(Dataset excerpts)
********
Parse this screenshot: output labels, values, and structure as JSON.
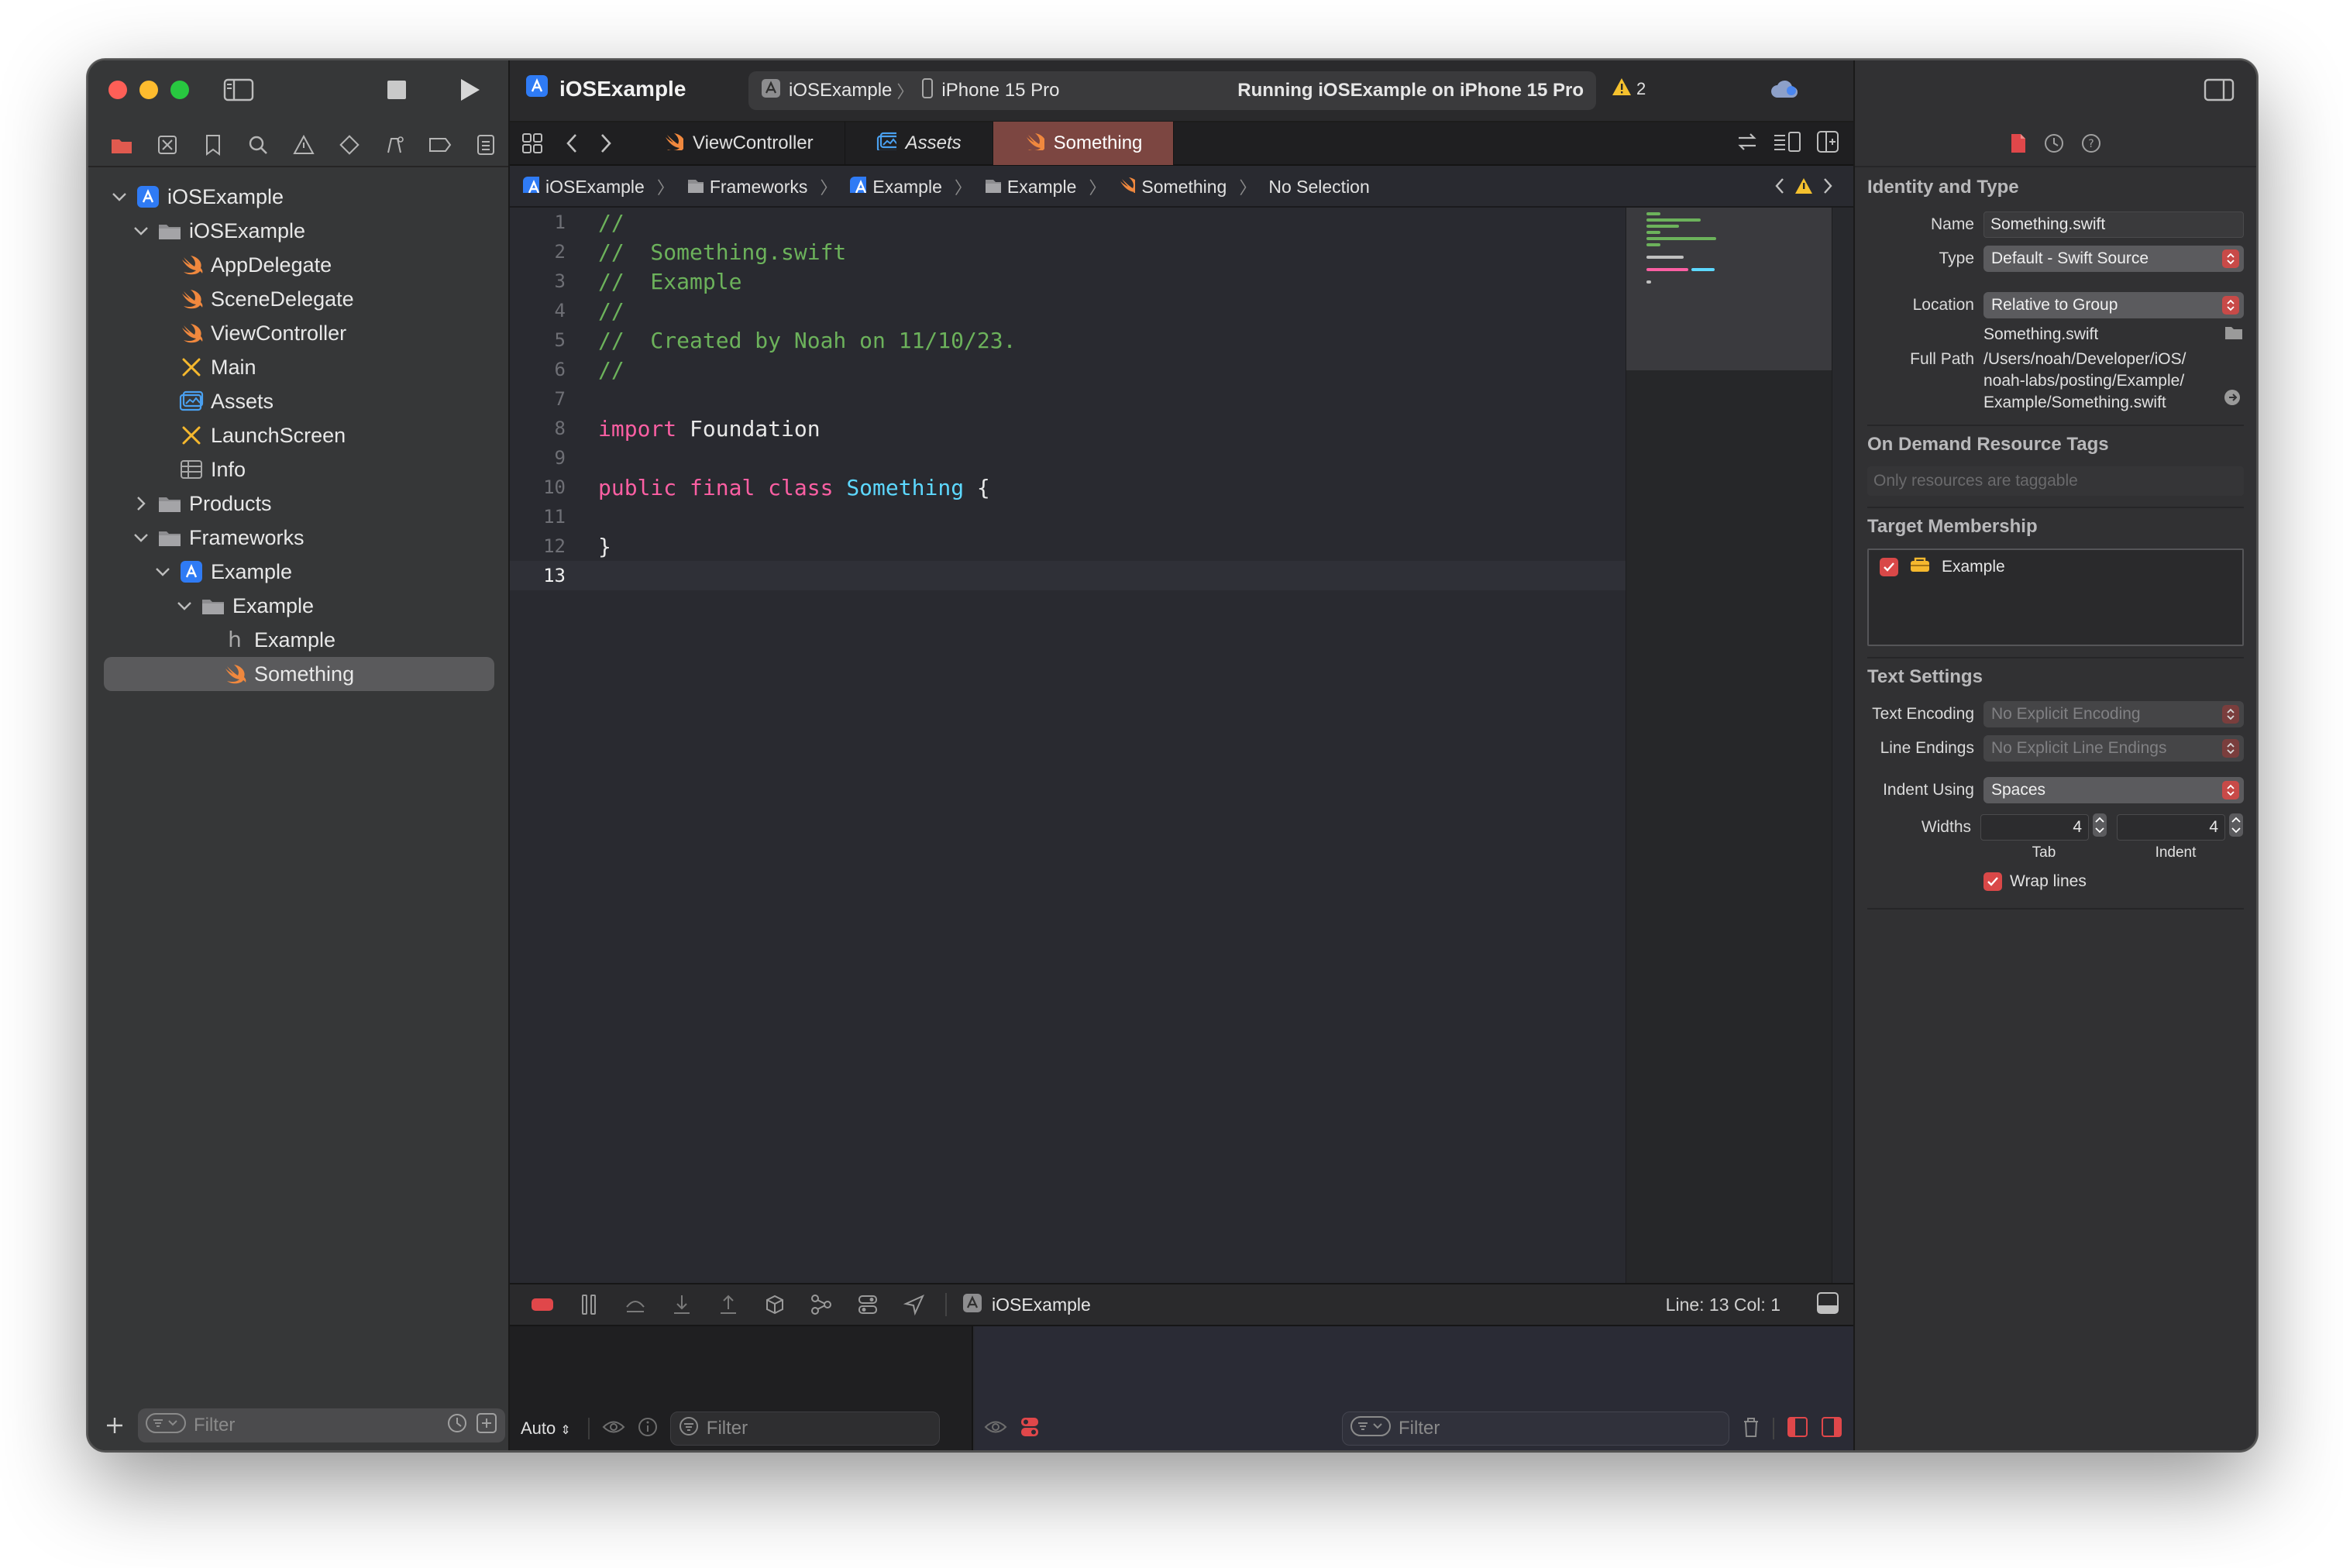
{
  "navigator": {
    "tree": [
      {
        "label": "iOSExample",
        "icon": "app-project-icon",
        "chevron": "down",
        "level": 0
      },
      {
        "label": "iOSExample",
        "icon": "folder-icon",
        "chevron": "down",
        "level": 1
      },
      {
        "label": "AppDelegate",
        "icon": "swift-file-icon",
        "chevron": "",
        "level": 2
      },
      {
        "label": "SceneDelegate",
        "icon": "swift-file-icon",
        "chevron": "",
        "level": 2
      },
      {
        "label": "ViewController",
        "icon": "swift-file-icon",
        "chevron": "",
        "level": 2
      },
      {
        "label": "Main",
        "icon": "storyboard-icon",
        "chevron": "",
        "level": 2
      },
      {
        "label": "Assets",
        "icon": "assets-icon",
        "chevron": "",
        "level": 2
      },
      {
        "label": "LaunchScreen",
        "icon": "storyboard-icon",
        "chevron": "",
        "level": 2
      },
      {
        "label": "Info",
        "icon": "plist-icon",
        "chevron": "",
        "level": 2
      },
      {
        "label": "Products",
        "icon": "folder-icon",
        "chevron": "right",
        "level": 1
      },
      {
        "label": "Frameworks",
        "icon": "folder-icon",
        "chevron": "down",
        "level": 1
      },
      {
        "label": "Example",
        "icon": "framework-icon",
        "chevron": "down",
        "level": 2
      },
      {
        "label": "Example",
        "icon": "folder-icon",
        "chevron": "down",
        "level": 3
      },
      {
        "label": "Example",
        "icon": "header-file-icon",
        "chevron": "",
        "level": 4
      },
      {
        "label": "Something",
        "icon": "swift-file-icon",
        "chevron": "",
        "level": 4,
        "selected": true
      }
    ],
    "filter_placeholder": "Filter"
  },
  "toolbar": {
    "project_title": "iOSExample",
    "scheme": "iOSExample",
    "destination": "iPhone 15 Pro",
    "status": "Running iOSExample on iPhone 15 Pro",
    "warning_count": "2"
  },
  "tabs": [
    {
      "label": "ViewController",
      "icon": "swift-file-icon",
      "italic": false,
      "active": false
    },
    {
      "label": "Assets",
      "icon": "assets-icon",
      "italic": true,
      "active": false
    },
    {
      "label": "Something",
      "icon": "swift-file-icon",
      "italic": false,
      "active": true
    }
  ],
  "jumpbar": {
    "items": [
      "iOSExample",
      "Frameworks",
      "Example",
      "Example",
      "Something",
      "No Selection"
    ]
  },
  "editor": {
    "current_line": 13,
    "lines": [
      [
        {
          "t": "//",
          "c": "c-comment"
        }
      ],
      [
        {
          "t": "//  Something.swift",
          "c": "c-comment"
        }
      ],
      [
        {
          "t": "//  Example",
          "c": "c-comment"
        }
      ],
      [
        {
          "t": "//",
          "c": "c-comment"
        }
      ],
      [
        {
          "t": "//  Created by Noah on 11/10/23.",
          "c": "c-comment"
        }
      ],
      [
        {
          "t": "//",
          "c": "c-comment"
        }
      ],
      [],
      [
        {
          "t": "import",
          "c": "c-kw"
        },
        {
          "t": " Foundation",
          "c": "c-plain"
        }
      ],
      [],
      [
        {
          "t": "public",
          "c": "c-kw"
        },
        {
          "t": " ",
          "c": "c-plain"
        },
        {
          "t": "final",
          "c": "c-kw"
        },
        {
          "t": " ",
          "c": "c-plain"
        },
        {
          "t": "class",
          "c": "c-kw"
        },
        {
          "t": " ",
          "c": "c-plain"
        },
        {
          "t": "Something",
          "c": "c-type"
        },
        {
          "t": " {",
          "c": "c-plain"
        }
      ],
      [],
      [
        {
          "t": "}",
          "c": "c-plain"
        }
      ],
      []
    ]
  },
  "debugbar": {
    "process": "iOSExample",
    "position": "Line: 13  Col: 1"
  },
  "console": {
    "mode": "Auto",
    "filter_placeholder_left": "Filter",
    "filter_placeholder_right": "Filter"
  },
  "inspector": {
    "identity": {
      "title": "Identity and Type",
      "name_label": "Name",
      "name_value": "Something.swift",
      "type_label": "Type",
      "type_value": "Default - Swift Source",
      "location_label": "Location",
      "location_value": "Relative to Group",
      "location_file": "Something.swift",
      "fullpath_label": "Full Path",
      "fullpath_line1": "/Users/noah/Developer/iOS/",
      "fullpath_line2": "noah-labs/posting/Example/",
      "fullpath_line3": "Example/Something.swift"
    },
    "ondemand": {
      "title": "On Demand Resource Tags",
      "placeholder": "Only resources are taggable"
    },
    "membership": {
      "title": "Target Membership",
      "target": "Example"
    },
    "text_settings": {
      "title": "Text Settings",
      "encoding_label": "Text Encoding",
      "encoding_value": "No Explicit Encoding",
      "endings_label": "Line Endings",
      "endings_value": "No Explicit Line Endings",
      "indent_label": "Indent Using",
      "indent_value": "Spaces",
      "widths_label": "Widths",
      "tab_value": "4",
      "indent_value_num": "4",
      "tab_caption": "Tab",
      "indent_caption": "Indent",
      "wrap_label": "Wrap lines"
    }
  },
  "colors": {
    "accent_red": "#d94848",
    "swift_orange": "#f0883e",
    "project_blue": "#2f7bf5"
  }
}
********
SET EXERCISE =
Restate the full listing verbatim and drop every picture.

ANSWER IN FULL =
Parse this screenshot: output labels, values, and structure as JSON.
{
  "navigator": {
    "tree": [
      {
        "label": "iOSExample",
        "icon": "app-project-icon",
        "chevron": "down",
        "level": 0
      },
      {
        "label": "iOSExample",
        "icon": "folder-icon",
        "chevron": "down",
        "level": 1
      },
      {
        "label": "AppDelegate",
        "icon": "swift-file-icon",
        "chevron": "",
        "level": 2
      },
      {
        "label": "SceneDelegate",
        "icon": "swift-file-icon",
        "chevron": "",
        "level": 2
      },
      {
        "label": "ViewController",
        "icon": "swift-file-icon",
        "chevron": "",
        "level": 2
      },
      {
        "label": "Main",
        "icon": "storyboard-icon",
        "chevron": "",
        "level": 2
      },
      {
        "label": "Assets",
        "icon": "assets-icon",
        "chevron": "",
        "level": 2
      },
      {
        "label": "LaunchScreen",
        "icon": "storyboard-icon",
        "chevron": "",
        "level": 2
      },
      {
        "label": "Info",
        "icon": "plist-icon",
        "chevron": "",
        "level": 2
      },
      {
        "label": "Products",
        "icon": "folder-icon",
        "chevron": "right",
        "level": 1
      },
      {
        "label": "Frameworks",
        "icon": "folder-icon",
        "chevron": "down",
        "level": 1
      },
      {
        "label": "Example",
        "icon": "framework-icon",
        "chevron": "down",
        "level": 2
      },
      {
        "label": "Example",
        "icon": "folder-icon",
        "chevron": "down",
        "level": 3
      },
      {
        "label": "Example",
        "icon": "header-file-icon",
        "chevron": "",
        "level": 4
      },
      {
        "label": "Something",
        "icon": "swift-file-icon",
        "chevron": "",
        "level": 4,
        "selected": true
      }
    ],
    "filter_placeholder": "Filter"
  },
  "toolbar": {
    "project_title": "iOSExample",
    "scheme": "iOSExample",
    "destination": "iPhone 15 Pro",
    "status": "Running iOSExample on iPhone 15 Pro",
    "warning_count": "2"
  },
  "tabs": [
    {
      "label": "ViewController",
      "icon": "swift-file-icon",
      "italic": false,
      "active": false
    },
    {
      "label": "Assets",
      "icon": "assets-icon",
      "italic": true,
      "active": false
    },
    {
      "label": "Something",
      "icon": "swift-file-icon",
      "italic": false,
      "active": true
    }
  ],
  "jumpbar": {
    "items": [
      "iOSExample",
      "Frameworks",
      "Example",
      "Example",
      "Something",
      "No Selection"
    ]
  },
  "editor": {
    "current_line": 13,
    "lines": [
      [
        {
          "t": "//",
          "c": "c-comment"
        }
      ],
      [
        {
          "t": "//  Something.swift",
          "c": "c-comment"
        }
      ],
      [
        {
          "t": "//  Example",
          "c": "c-comment"
        }
      ],
      [
        {
          "t": "//",
          "c": "c-comment"
        }
      ],
      [
        {
          "t": "//  Created by Noah on 11/10/23.",
          "c": "c-comment"
        }
      ],
      [
        {
          "t": "//",
          "c": "c-comment"
        }
      ],
      [],
      [
        {
          "t": "import",
          "c": "c-kw"
        },
        {
          "t": " Foundation",
          "c": "c-plain"
        }
      ],
      [],
      [
        {
          "t": "public",
          "c": "c-kw"
        },
        {
          "t": " ",
          "c": "c-plain"
        },
        {
          "t": "final",
          "c": "c-kw"
        },
        {
          "t": " ",
          "c": "c-plain"
        },
        {
          "t": "class",
          "c": "c-kw"
        },
        {
          "t": " ",
          "c": "c-plain"
        },
        {
          "t": "Something",
          "c": "c-type"
        },
        {
          "t": " {",
          "c": "c-plain"
        }
      ],
      [],
      [
        {
          "t": "}",
          "c": "c-plain"
        }
      ],
      []
    ]
  },
  "debugbar": {
    "process": "iOSExample",
    "position": "Line: 13  Col: 1"
  },
  "console": {
    "mode": "Auto",
    "filter_placeholder_left": "Filter",
    "filter_placeholder_right": "Filter"
  },
  "inspector": {
    "identity": {
      "title": "Identity and Type",
      "name_label": "Name",
      "name_value": "Something.swift",
      "type_label": "Type",
      "type_value": "Default - Swift Source",
      "location_label": "Location",
      "location_value": "Relative to Group",
      "location_file": "Something.swift",
      "fullpath_label": "Full Path",
      "fullpath_line1": "/Users/noah/Developer/iOS/",
      "fullpath_line2": "noah-labs/posting/Example/",
      "fullpath_line3": "Example/Something.swift"
    },
    "ondemand": {
      "title": "On Demand Resource Tags",
      "placeholder": "Only resources are taggable"
    },
    "membership": {
      "title": "Target Membership",
      "target": "Example"
    },
    "text_settings": {
      "title": "Text Settings",
      "encoding_label": "Text Encoding",
      "encoding_value": "No Explicit Encoding",
      "endings_label": "Line Endings",
      "endings_value": "No Explicit Line Endings",
      "indent_label": "Indent Using",
      "indent_value": "Spaces",
      "widths_label": "Widths",
      "tab_value": "4",
      "indent_value_num": "4",
      "tab_caption": "Tab",
      "indent_caption": "Indent",
      "wrap_label": "Wrap lines"
    }
  },
  "colors": {
    "accent_red": "#d94848",
    "swift_orange": "#f0883e",
    "project_blue": "#2f7bf5"
  }
}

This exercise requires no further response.